### Exercise objective
Can you echo every line of the items below, character for character and with nothing changed?

......

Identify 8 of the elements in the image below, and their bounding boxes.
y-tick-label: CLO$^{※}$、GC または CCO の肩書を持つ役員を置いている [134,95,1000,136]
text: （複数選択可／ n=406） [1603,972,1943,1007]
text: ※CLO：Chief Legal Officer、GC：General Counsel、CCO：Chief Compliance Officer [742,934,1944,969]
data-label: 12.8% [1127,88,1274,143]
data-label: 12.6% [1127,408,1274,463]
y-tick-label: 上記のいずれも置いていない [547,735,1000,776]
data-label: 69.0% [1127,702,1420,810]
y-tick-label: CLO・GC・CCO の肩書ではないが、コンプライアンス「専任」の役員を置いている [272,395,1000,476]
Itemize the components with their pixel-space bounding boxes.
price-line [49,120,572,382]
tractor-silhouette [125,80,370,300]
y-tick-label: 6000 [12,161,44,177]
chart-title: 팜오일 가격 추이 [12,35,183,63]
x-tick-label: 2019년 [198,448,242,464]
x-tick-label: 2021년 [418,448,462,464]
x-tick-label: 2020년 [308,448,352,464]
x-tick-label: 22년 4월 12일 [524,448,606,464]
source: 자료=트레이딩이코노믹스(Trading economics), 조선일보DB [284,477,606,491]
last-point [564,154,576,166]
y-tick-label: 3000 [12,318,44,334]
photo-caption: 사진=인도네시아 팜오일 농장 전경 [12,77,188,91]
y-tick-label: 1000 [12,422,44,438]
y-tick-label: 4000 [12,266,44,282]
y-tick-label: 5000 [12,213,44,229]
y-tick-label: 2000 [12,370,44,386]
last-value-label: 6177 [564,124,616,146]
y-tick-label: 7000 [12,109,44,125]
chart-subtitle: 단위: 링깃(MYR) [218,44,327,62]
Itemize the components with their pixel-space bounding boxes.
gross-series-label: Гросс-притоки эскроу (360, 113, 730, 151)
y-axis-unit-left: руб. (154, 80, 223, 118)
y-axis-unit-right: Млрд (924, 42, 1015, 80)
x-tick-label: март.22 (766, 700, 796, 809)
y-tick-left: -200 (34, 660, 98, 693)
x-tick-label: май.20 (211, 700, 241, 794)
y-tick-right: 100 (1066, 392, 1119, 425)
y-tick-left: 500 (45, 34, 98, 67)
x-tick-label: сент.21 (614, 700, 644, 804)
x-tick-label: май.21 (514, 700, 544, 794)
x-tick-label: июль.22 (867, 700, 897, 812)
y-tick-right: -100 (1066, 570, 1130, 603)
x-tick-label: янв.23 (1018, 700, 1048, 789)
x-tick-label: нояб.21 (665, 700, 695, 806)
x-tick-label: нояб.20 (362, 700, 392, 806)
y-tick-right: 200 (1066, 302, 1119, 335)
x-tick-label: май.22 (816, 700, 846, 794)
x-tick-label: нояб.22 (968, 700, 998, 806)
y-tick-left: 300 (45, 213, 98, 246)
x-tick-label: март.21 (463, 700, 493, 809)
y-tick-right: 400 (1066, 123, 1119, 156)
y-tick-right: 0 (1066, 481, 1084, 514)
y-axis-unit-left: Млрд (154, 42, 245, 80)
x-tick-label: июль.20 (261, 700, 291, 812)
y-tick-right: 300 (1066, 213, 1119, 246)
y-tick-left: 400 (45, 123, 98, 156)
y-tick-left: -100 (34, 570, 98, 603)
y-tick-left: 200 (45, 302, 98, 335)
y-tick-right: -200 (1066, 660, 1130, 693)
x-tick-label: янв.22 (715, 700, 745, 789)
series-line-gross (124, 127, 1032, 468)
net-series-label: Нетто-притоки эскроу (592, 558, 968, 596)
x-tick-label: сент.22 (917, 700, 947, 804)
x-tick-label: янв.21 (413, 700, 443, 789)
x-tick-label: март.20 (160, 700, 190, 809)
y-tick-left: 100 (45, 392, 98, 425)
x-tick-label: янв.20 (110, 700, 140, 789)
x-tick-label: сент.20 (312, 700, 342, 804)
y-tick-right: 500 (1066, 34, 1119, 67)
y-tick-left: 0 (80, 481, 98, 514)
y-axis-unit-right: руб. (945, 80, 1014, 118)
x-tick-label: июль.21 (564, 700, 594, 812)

......

### Answer to the problem
Identify 8 of the elements in the image below, and their bounding boxes.
y-tick-label: CLO$^{※}$、GC または CCO の肩書を持つ役員を置いている [134,95,1000,136]
text: （複数選択可／ n=406） [1603,972,1943,1007]
text: ※CLO：Chief Legal Officer、GC：General Counsel、CCO：Chief Compliance Officer [742,934,1944,969]
data-label: 12.8% [1127,88,1274,143]
data-label: 12.6% [1127,408,1274,463]
y-tick-label: 上記のいずれも置いていない [547,735,1000,776]
data-label: 69.0% [1127,702,1420,810]
y-tick-label: CLO・GC・CCO の肩書ではないが、コンプライアンス「専任」の役員を置いている [272,395,1000,476]
Itemize the components with their pixel-space bounding boxes.
price-line [49,120,572,382]
tractor-silhouette [125,80,370,300]
y-tick-label: 6000 [12,161,44,177]
chart-title: 팜오일 가격 추이 [12,35,183,63]
x-tick-label: 2019년 [198,448,242,464]
x-tick-label: 2021년 [418,448,462,464]
x-tick-label: 2020년 [308,448,352,464]
x-tick-label: 22년 4월 12일 [524,448,606,464]
source: 자료=트레이딩이코노믹스(Trading economics), 조선일보DB [284,477,606,491]
last-point [564,154,576,166]
y-tick-label: 3000 [12,318,44,334]
photo-caption: 사진=인도네시아 팜오일 농장 전경 [12,77,188,91]
y-tick-label: 1000 [12,422,44,438]
y-tick-label: 4000 [12,266,44,282]
y-tick-label: 5000 [12,213,44,229]
y-tick-label: 2000 [12,370,44,386]
last-value-label: 6177 [564,124,616,146]
y-tick-label: 7000 [12,109,44,125]
chart-subtitle: 단위: 링깃(MYR) [218,44,327,62]
Itemize the components with their pixel-space bounding boxes.
gross-series-label: Гросс-притоки эскроу (360, 113, 730, 151)
y-axis-unit-left: руб. (154, 80, 223, 118)
y-axis-unit-right: Млрд (924, 42, 1015, 80)
x-tick-label: март.22 (766, 700, 796, 809)
y-tick-left: -200 (34, 660, 98, 693)
x-tick-label: май.20 (211, 700, 241, 794)
y-tick-right: 100 (1066, 392, 1119, 425)
y-tick-left: 500 (45, 34, 98, 67)
x-tick-label: сент.21 (614, 700, 644, 804)
x-tick-label: май.21 (514, 700, 544, 794)
x-tick-label: июль.22 (867, 700, 897, 812)
y-tick-right: -100 (1066, 570, 1130, 603)
x-tick-label: янв.23 (1018, 700, 1048, 789)
x-tick-label: нояб.21 (665, 700, 695, 806)
x-tick-label: нояб.20 (362, 700, 392, 806)
y-tick-right: 200 (1066, 302, 1119, 335)
x-tick-label: май.22 (816, 700, 846, 794)
x-tick-label: нояб.22 (968, 700, 998, 806)
y-tick-left: 300 (45, 213, 98, 246)
x-tick-label: март.21 (463, 700, 493, 809)
y-tick-right: 400 (1066, 123, 1119, 156)
y-tick-right: 0 (1066, 481, 1084, 514)
y-axis-unit-left: Млрд (154, 42, 245, 80)
x-tick-label: июль.20 (261, 700, 291, 812)
y-tick-right: 300 (1066, 213, 1119, 246)
y-tick-left: 400 (45, 123, 98, 156)
y-tick-left: -100 (34, 570, 98, 603)
y-tick-left: 200 (45, 302, 98, 335)
y-tick-right: -200 (1066, 660, 1130, 693)
x-tick-label: янв.22 (715, 700, 745, 789)
series-line-gross (124, 127, 1032, 468)
net-series-label: Нетто-притоки эскроу (592, 558, 968, 596)
x-tick-label: сент.22 (917, 700, 947, 804)
x-tick-label: янв.21 (413, 700, 443, 789)
x-tick-label: март.20 (160, 700, 190, 809)
y-tick-left: 100 (45, 392, 98, 425)
x-tick-label: янв.20 (110, 700, 140, 789)
x-tick-label: сент.20 (312, 700, 342, 804)
y-tick-right: 500 (1066, 34, 1119, 67)
y-tick-left: 0 (80, 481, 98, 514)
y-axis-unit-right: руб. (945, 80, 1014, 118)
x-tick-label: июль.21 (564, 700, 594, 812)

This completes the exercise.